**** DATASET RECORDS
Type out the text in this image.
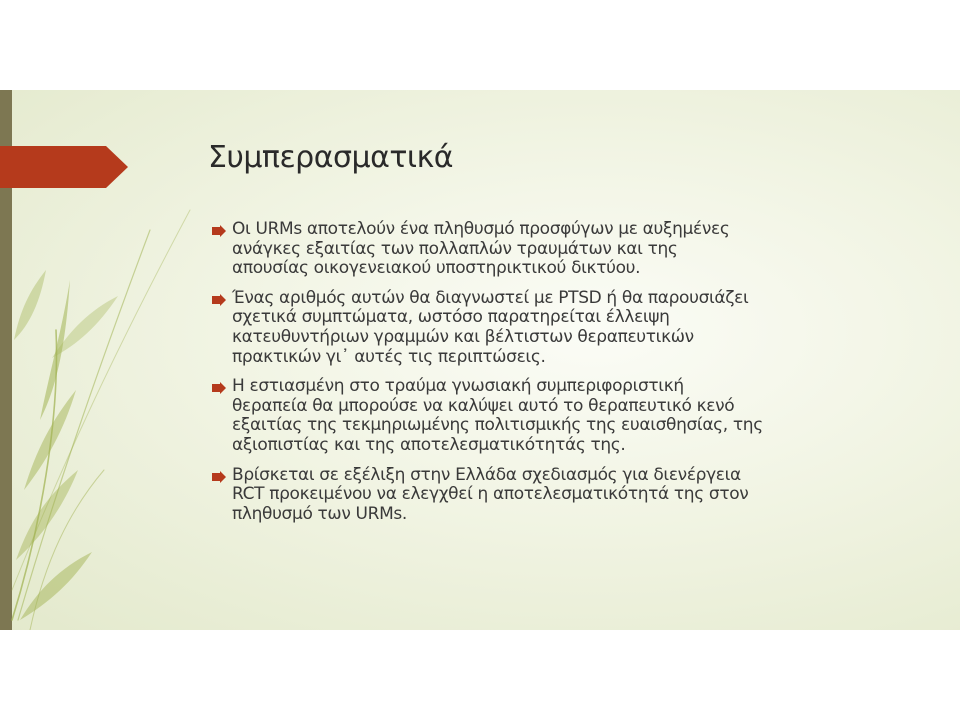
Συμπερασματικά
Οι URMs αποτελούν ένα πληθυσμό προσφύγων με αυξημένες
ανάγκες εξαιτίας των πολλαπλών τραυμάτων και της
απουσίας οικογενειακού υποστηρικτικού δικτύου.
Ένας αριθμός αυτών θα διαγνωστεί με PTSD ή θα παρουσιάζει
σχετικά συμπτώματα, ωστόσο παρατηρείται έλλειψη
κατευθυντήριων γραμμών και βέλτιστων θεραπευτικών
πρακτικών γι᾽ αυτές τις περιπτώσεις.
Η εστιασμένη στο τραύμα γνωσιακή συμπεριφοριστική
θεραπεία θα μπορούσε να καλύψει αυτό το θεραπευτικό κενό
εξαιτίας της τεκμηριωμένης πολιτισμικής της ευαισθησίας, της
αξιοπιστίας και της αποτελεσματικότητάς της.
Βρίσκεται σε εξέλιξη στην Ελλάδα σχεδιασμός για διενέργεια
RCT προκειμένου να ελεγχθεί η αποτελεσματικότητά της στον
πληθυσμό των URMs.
********
**** DATASET RECORDS
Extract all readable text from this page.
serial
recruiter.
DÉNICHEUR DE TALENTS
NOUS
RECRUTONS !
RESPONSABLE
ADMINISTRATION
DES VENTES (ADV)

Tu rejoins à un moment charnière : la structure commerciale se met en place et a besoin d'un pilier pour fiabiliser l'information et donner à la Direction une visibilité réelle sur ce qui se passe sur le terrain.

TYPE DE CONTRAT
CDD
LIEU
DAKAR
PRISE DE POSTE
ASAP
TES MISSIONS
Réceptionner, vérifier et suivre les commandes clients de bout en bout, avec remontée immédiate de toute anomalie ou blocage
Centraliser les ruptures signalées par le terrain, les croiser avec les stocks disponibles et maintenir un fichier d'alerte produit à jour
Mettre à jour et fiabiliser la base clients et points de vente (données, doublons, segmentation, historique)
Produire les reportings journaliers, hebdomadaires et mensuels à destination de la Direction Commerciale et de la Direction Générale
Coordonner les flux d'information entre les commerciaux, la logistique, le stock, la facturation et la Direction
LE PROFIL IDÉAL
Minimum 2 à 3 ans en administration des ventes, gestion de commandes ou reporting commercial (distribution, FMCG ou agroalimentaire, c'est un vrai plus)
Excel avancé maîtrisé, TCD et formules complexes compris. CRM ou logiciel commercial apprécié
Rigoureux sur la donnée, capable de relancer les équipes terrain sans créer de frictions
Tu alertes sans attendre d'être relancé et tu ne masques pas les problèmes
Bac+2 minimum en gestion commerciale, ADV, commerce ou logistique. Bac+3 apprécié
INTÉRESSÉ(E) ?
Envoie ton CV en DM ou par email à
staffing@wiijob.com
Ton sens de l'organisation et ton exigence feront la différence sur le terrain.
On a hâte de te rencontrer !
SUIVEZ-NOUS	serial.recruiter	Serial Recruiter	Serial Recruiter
********
GIVEN PROBLEM:
In the records above, find the lines containing "recruiter" and copy them.

THE RESPONSE:
recruiter.
SUIVEZ-NOUS	serial.recruiter	Serial Recruiter	Serial Recruiter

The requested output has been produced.